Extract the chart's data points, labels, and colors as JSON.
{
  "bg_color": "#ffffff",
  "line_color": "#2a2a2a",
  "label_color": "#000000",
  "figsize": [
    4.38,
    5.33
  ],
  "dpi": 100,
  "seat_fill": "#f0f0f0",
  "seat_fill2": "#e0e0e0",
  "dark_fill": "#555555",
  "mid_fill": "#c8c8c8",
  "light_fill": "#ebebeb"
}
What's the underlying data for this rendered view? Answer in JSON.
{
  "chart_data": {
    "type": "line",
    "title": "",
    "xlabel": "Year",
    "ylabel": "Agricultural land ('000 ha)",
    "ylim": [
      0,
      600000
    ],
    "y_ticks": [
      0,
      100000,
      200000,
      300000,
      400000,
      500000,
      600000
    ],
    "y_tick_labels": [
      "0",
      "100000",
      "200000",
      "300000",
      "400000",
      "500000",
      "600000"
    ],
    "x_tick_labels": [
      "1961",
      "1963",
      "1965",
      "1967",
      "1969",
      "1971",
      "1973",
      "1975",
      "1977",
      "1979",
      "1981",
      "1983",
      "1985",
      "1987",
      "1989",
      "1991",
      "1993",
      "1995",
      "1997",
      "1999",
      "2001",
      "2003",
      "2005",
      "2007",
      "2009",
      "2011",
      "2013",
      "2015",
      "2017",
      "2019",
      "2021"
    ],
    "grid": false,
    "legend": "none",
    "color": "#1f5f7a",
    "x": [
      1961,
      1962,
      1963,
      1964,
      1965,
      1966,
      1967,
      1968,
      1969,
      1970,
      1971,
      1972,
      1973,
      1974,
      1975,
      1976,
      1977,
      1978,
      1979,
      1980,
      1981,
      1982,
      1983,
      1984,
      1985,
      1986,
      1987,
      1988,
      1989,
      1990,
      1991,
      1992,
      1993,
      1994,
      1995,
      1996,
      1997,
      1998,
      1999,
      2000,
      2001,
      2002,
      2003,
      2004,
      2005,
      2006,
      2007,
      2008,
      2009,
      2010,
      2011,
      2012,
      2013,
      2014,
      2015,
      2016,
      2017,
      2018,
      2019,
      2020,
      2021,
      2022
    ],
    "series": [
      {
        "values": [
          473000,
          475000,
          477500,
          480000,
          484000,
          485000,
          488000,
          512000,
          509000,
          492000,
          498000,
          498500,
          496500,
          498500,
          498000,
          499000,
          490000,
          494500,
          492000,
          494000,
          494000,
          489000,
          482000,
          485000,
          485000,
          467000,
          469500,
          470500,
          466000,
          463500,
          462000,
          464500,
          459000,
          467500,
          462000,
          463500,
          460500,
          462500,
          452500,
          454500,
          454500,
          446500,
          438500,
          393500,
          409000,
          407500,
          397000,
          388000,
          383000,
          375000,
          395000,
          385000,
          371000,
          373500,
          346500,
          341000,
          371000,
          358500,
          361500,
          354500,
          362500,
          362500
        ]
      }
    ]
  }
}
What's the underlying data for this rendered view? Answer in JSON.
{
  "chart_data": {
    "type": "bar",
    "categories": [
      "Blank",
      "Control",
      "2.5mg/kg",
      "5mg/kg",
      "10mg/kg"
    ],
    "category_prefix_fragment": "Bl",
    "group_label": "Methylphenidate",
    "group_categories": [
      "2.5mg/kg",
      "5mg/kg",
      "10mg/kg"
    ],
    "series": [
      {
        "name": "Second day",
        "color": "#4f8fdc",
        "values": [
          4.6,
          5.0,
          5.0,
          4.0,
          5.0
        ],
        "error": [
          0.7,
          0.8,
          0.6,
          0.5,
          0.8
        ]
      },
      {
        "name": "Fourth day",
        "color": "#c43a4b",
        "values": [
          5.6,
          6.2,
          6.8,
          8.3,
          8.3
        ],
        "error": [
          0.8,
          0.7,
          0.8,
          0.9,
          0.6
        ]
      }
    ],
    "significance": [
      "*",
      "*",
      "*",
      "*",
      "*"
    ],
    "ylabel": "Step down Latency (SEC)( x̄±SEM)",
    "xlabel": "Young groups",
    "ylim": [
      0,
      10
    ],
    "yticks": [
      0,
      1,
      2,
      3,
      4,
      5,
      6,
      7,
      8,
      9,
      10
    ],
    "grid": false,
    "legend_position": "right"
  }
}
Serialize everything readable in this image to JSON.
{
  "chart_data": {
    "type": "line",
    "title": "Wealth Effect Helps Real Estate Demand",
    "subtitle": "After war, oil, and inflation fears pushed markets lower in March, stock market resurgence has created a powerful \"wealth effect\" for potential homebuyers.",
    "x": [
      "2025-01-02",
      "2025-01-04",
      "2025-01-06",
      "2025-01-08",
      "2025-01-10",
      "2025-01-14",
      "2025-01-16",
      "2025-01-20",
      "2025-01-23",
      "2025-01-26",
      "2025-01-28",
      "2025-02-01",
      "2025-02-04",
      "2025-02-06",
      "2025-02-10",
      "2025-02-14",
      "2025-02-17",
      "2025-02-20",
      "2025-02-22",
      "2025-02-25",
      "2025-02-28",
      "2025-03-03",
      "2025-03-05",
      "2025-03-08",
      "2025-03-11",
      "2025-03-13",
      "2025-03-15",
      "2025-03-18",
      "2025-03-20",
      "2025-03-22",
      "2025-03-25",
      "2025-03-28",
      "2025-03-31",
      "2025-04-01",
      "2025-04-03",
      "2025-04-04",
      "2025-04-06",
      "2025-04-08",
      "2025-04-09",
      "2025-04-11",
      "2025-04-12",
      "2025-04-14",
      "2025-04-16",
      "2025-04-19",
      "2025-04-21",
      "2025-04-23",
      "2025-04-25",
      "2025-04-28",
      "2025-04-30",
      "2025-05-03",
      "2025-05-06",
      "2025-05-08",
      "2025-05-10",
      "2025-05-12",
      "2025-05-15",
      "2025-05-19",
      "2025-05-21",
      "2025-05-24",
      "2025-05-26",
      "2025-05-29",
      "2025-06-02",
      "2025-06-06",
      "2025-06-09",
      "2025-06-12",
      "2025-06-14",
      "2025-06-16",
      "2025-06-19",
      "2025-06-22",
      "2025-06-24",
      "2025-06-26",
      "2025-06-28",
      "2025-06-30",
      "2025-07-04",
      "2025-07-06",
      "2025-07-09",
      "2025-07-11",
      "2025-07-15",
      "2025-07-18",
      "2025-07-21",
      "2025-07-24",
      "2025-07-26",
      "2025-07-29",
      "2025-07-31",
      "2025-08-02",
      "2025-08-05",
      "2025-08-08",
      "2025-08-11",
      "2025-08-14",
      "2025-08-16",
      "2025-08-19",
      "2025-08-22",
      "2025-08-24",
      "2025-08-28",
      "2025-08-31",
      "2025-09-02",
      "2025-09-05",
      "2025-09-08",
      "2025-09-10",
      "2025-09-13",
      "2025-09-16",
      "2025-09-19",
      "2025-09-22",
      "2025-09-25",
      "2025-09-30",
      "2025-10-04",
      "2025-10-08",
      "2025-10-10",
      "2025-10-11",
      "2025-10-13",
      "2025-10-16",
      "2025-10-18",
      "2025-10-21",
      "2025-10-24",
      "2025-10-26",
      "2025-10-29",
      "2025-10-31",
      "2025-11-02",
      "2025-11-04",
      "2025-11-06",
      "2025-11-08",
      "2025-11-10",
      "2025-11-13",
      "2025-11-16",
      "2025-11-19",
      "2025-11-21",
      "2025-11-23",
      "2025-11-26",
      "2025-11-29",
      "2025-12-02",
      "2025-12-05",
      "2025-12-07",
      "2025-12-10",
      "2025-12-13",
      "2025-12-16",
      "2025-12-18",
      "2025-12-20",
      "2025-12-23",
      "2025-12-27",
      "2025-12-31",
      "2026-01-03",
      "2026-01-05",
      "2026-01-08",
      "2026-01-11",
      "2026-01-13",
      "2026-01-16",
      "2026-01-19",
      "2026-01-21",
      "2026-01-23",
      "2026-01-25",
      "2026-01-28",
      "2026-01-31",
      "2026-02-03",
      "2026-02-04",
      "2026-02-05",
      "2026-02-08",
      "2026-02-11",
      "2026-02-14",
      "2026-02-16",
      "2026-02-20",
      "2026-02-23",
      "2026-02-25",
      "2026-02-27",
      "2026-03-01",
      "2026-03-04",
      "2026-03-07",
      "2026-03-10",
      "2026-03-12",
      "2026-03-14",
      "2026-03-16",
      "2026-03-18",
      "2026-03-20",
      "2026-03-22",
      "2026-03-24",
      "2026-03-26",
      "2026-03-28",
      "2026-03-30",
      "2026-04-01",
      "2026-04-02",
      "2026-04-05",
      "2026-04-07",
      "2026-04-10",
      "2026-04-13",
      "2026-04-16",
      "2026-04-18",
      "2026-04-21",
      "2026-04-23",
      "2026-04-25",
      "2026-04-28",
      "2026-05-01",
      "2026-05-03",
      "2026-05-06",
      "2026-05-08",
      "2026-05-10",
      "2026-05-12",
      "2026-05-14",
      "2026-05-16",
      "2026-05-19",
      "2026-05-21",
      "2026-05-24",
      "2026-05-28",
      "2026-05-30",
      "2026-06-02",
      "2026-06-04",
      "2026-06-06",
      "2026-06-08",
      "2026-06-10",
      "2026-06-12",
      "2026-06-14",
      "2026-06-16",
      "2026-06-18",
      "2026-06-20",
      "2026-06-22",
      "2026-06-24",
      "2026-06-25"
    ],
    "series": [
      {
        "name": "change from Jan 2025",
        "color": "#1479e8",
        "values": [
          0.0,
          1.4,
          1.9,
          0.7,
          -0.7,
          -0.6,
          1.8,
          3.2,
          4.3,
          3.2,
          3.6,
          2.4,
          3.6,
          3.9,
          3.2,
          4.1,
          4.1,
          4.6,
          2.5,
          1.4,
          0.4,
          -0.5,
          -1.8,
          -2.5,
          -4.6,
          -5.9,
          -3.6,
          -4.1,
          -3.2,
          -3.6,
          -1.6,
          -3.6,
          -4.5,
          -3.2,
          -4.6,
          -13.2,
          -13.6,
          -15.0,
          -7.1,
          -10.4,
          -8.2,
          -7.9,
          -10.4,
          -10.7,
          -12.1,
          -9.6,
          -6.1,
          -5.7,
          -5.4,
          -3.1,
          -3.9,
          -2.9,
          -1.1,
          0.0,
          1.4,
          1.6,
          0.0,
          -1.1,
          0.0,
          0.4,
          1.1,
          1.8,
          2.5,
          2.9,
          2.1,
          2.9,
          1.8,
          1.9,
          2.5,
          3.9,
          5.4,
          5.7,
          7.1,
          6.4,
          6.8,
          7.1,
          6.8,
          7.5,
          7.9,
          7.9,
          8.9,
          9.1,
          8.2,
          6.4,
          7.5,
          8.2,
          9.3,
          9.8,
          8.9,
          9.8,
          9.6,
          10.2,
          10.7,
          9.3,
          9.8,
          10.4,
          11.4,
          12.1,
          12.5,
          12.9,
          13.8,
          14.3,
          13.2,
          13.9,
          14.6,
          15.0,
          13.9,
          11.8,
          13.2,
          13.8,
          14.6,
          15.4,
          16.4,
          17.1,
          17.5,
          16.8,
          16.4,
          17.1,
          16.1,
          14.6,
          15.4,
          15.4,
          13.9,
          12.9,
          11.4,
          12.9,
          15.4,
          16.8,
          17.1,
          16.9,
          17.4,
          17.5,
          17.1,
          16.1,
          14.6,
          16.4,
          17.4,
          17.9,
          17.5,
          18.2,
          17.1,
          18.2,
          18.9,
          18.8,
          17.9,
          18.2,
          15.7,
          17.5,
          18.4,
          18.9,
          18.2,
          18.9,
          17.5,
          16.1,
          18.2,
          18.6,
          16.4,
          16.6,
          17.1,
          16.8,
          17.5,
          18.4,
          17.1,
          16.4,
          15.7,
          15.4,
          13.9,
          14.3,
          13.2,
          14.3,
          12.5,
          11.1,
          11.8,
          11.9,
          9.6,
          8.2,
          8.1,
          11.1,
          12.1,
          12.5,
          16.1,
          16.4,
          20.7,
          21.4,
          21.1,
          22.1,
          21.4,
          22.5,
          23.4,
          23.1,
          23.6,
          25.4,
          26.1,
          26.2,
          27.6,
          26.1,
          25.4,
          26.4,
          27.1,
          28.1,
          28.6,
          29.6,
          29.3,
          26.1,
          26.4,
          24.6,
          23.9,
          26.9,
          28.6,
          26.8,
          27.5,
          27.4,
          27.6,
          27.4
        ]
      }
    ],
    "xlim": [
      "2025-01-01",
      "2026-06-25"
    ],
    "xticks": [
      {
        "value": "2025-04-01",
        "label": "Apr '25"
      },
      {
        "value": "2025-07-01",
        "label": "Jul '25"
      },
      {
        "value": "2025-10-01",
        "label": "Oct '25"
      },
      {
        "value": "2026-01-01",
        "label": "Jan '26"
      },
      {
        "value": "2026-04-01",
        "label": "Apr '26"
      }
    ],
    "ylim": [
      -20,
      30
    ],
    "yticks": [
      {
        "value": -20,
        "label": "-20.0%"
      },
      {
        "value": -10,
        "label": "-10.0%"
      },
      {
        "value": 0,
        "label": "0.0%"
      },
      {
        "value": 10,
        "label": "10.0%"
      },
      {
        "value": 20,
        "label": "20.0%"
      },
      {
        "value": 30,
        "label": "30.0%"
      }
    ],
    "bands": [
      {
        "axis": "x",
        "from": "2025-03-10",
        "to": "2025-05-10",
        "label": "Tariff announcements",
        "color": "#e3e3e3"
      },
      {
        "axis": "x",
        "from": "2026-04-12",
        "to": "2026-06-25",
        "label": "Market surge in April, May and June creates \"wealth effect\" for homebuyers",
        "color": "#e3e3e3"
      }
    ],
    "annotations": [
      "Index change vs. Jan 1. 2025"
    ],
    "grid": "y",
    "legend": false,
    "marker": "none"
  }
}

::::::::

▸ **WRITTEN INSTRUCTION**: Your task is to pick out every line with the string "homebuyers" and copy it.

▸ **FULL SOLUTION**:
    "subtitle": "After war, oil, and inflation fears pushed markets lower in March, stock market resurgence has created a powerful \"wealth effect\" for potential homebuyers.",
        "label": "Market surge in April, May and June creates \"wealth effect\" for homebuyers",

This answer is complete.